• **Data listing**
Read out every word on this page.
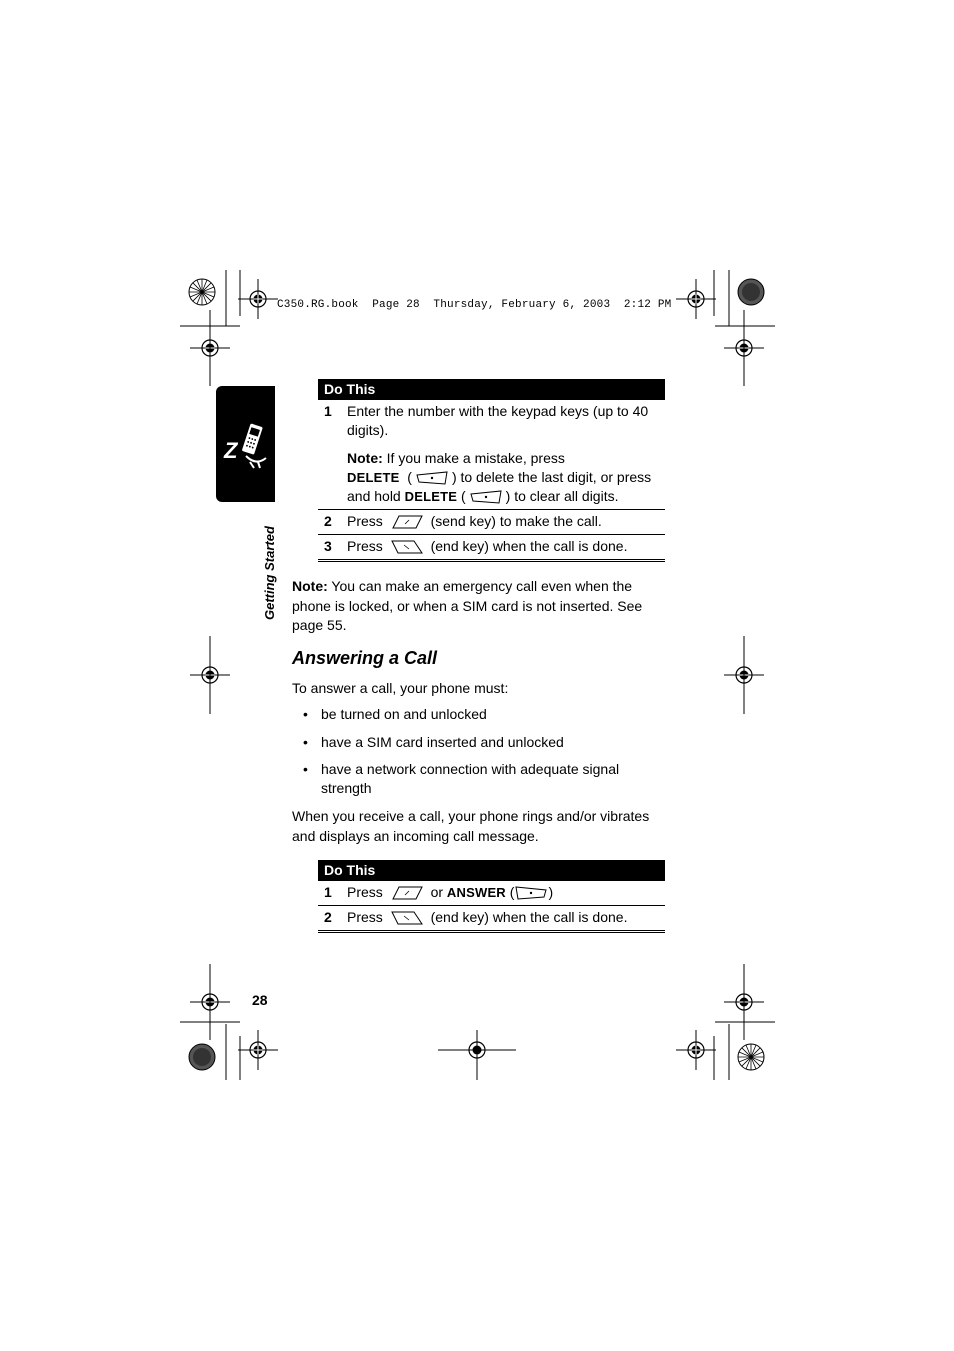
C350.RG.book  Page 28  Thursday, February 6, 2003  2:12 PM
Z
Getting Started
Do This	
1	Enter the number with the keypad keys (up to 40 digits).
Note: If you make a mistake, press
DELETE  ( ) to delete the last digit, or press
and hold DELETE ( ) to clear all digits.

2	Press (send key) to make the call.
3	Press (end key) when the call is done.
Note: You can make an emergency call even when the phone is locked, or when a SIM card is not inserted. See page 55.
Answering a Call
To answer a call, your phone must:
• be turned on and unlocked
• have a SIM card inserted and unlocked
• have a network connection with adequate signal strength
When you receive a call, your phone rings and/or vibrates and displays an incoming call message.
Do This	
1	Press or ANSWER ( )
2	Press (end key) when the call is done.
28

• **Required task**
Pictures in the records above are not copied; print everything else exactly.

• **Answer to the exercise**
Read out every word on this page.
C350.RG.book  Page 28  Thursday, February 6, 2003  2:12 PM
Z
Getting Started
Do This	
1	Enter the number with the keypad keys (up to 40 digits).
Note: If you make a mistake, press
DELETE  ( ) to delete the last digit, or press
and hold DELETE ( ) to clear all digits.

2	Press (send key) to make the call.
3	Press (end key) when the call is done.
Note: You can make an emergency call even when the phone is locked, or when a SIM card is not inserted. See page 55.
Answering a Call
To answer a call, your phone must:
• be turned on and unlocked
• have a SIM card inserted and unlocked
• have a network connection with adequate signal strength
When you receive a call, your phone rings and/or vibrates and displays an incoming call message.
Do This	
1	Press or ANSWER ( )
2	Press (end key) when the call is done.
28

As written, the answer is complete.